Dataset >>
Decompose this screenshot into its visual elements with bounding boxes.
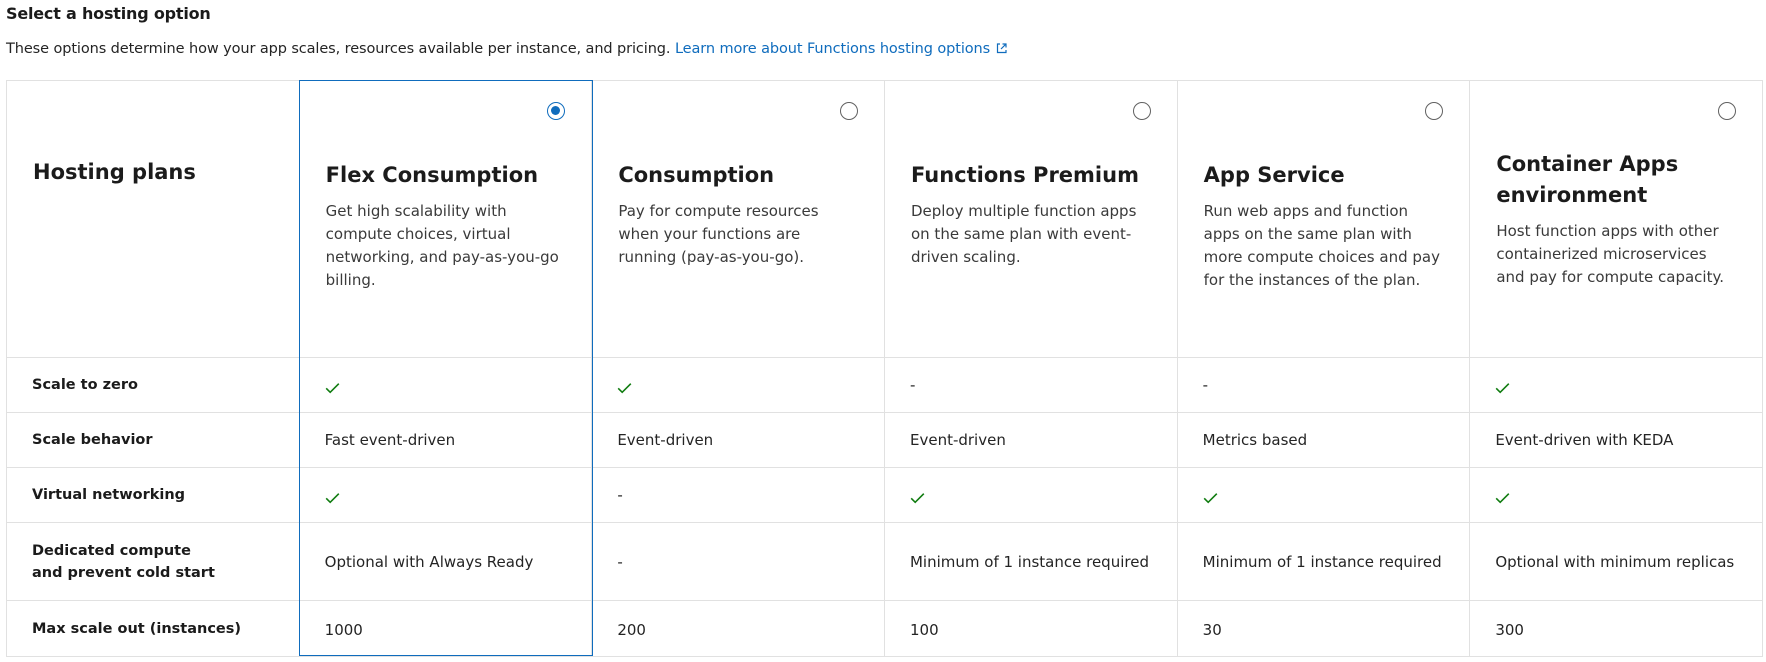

--

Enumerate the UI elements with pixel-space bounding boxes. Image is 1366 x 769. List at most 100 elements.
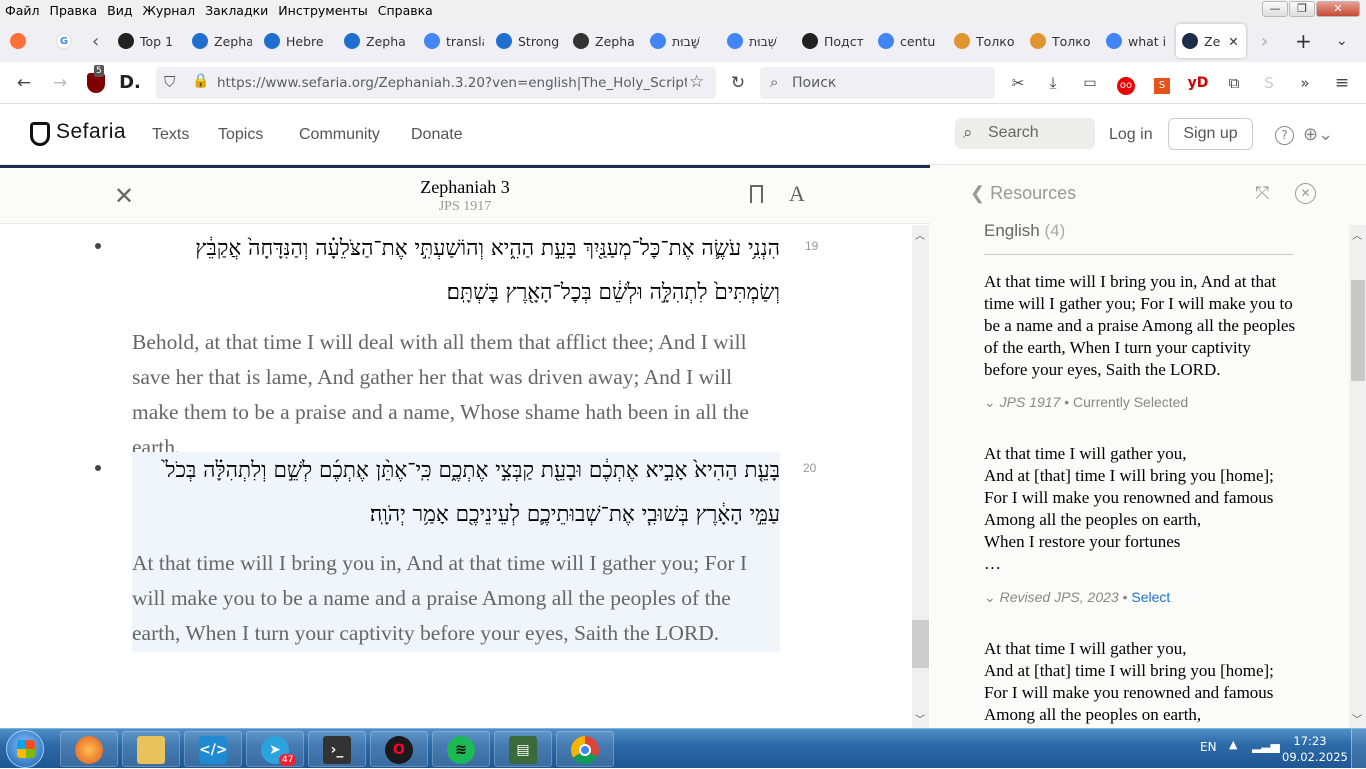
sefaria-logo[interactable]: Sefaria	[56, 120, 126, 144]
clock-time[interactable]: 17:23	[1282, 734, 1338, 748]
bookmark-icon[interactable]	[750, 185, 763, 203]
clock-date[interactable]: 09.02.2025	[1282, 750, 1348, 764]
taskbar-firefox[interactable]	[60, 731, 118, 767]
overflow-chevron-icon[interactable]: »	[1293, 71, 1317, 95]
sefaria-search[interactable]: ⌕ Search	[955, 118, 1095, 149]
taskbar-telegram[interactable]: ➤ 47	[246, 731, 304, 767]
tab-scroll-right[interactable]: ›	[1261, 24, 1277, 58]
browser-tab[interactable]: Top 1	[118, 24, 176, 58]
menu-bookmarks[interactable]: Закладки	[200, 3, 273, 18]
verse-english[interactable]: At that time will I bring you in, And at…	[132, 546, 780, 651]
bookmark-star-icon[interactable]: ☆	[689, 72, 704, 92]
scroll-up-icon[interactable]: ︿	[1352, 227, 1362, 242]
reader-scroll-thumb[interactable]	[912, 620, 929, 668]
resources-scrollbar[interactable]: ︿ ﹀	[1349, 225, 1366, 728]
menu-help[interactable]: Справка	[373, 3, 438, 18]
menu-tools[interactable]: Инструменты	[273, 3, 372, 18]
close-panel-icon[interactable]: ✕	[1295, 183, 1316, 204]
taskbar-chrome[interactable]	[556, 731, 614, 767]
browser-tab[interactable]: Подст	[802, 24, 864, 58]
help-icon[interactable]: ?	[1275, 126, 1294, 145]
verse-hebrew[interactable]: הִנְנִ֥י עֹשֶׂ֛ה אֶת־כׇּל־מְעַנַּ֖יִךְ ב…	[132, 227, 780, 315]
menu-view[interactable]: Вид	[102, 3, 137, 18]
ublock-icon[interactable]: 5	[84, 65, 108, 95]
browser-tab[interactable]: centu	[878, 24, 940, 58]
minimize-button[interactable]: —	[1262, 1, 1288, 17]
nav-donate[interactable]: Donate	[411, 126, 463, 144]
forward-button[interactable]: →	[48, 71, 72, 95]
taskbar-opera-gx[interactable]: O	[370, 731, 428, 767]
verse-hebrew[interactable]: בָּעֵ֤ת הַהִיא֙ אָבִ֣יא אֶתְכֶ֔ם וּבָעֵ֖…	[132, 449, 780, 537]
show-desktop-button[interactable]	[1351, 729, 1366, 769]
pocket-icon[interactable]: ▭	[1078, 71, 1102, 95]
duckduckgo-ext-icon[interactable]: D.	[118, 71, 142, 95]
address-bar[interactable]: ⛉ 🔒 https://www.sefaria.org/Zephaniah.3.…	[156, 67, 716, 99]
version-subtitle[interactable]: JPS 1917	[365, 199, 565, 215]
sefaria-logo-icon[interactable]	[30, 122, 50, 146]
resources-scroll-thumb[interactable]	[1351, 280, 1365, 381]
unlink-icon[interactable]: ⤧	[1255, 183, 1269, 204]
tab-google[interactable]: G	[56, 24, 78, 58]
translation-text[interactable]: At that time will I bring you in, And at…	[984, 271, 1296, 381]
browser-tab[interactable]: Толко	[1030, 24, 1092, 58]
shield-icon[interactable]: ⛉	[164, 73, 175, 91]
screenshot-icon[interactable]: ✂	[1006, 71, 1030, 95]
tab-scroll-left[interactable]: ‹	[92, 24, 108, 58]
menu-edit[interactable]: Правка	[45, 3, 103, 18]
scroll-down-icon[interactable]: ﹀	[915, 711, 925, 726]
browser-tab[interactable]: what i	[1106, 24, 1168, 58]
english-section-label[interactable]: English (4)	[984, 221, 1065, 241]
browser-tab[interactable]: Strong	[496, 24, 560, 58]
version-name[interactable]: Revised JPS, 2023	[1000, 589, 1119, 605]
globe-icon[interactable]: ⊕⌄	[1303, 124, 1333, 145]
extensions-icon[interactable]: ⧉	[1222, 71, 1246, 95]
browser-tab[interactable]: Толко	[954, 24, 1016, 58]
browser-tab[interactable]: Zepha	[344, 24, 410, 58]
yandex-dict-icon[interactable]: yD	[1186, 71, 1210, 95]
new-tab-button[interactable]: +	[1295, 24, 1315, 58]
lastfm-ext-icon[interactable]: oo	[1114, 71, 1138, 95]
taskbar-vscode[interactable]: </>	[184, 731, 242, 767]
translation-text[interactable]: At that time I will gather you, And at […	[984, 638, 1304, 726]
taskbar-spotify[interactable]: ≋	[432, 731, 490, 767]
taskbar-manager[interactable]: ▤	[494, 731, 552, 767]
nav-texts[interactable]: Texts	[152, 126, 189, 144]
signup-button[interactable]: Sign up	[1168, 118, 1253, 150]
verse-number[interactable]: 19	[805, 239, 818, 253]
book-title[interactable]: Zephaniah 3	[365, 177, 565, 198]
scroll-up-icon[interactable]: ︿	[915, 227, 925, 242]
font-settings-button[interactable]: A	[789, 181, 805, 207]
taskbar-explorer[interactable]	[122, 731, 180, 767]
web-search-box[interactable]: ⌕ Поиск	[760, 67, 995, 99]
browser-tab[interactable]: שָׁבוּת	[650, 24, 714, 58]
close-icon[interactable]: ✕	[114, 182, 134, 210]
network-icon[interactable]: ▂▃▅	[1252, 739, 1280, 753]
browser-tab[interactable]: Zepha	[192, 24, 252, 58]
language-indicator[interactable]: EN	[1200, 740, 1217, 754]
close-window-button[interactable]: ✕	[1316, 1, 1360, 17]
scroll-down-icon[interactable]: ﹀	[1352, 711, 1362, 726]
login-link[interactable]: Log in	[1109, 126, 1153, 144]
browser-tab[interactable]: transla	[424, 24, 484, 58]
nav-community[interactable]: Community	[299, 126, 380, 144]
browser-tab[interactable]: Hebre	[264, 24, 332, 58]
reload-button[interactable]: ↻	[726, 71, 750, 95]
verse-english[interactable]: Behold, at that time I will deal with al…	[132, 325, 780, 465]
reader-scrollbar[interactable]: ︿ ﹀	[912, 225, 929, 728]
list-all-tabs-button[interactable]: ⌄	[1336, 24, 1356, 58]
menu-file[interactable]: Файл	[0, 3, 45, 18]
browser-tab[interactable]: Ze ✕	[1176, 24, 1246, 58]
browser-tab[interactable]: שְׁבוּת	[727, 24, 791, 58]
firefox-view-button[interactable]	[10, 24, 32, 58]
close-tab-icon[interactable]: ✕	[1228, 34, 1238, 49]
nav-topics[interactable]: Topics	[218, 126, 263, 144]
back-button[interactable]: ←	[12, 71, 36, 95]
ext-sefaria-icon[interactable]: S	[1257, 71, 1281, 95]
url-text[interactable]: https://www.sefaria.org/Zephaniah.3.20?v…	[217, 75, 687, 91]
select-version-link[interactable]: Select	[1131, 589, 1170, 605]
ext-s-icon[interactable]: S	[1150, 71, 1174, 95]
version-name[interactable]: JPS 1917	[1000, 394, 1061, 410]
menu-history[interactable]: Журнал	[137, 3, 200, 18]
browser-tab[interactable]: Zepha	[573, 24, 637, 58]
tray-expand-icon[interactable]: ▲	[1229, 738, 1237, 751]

Required task >> Copy out the lines word for word, from the line with "Enumerate the UI" to the line with "3, 273, 18]", keeping both of those lines. Leave the picture out of your copy.

Written response >>
Enumerate the UI elements with pixel-space bounding boxes. Image is 1366 x 769. List at most 100 elements.
sefaria-logo[interactable]: Sefaria	[56, 120, 126, 144]
clock-time[interactable]: 17:23	[1282, 734, 1338, 748]
bookmark-icon[interactable]	[750, 185, 763, 203]
clock-date[interactable]: 09.02.2025	[1282, 750, 1348, 764]
taskbar-firefox[interactable]	[60, 731, 118, 767]
overflow-chevron-icon[interactable]: »	[1293, 71, 1317, 95]
sefaria-search[interactable]: ⌕ Search	[955, 118, 1095, 149]
taskbar-telegram[interactable]: ➤ 47	[246, 731, 304, 767]
tab-scroll-right[interactable]: ›	[1261, 24, 1277, 58]
browser-tab[interactable]: Top 1	[118, 24, 176, 58]
menu-bookmarks[interactable]: Закладки	[200, 3, 273, 18]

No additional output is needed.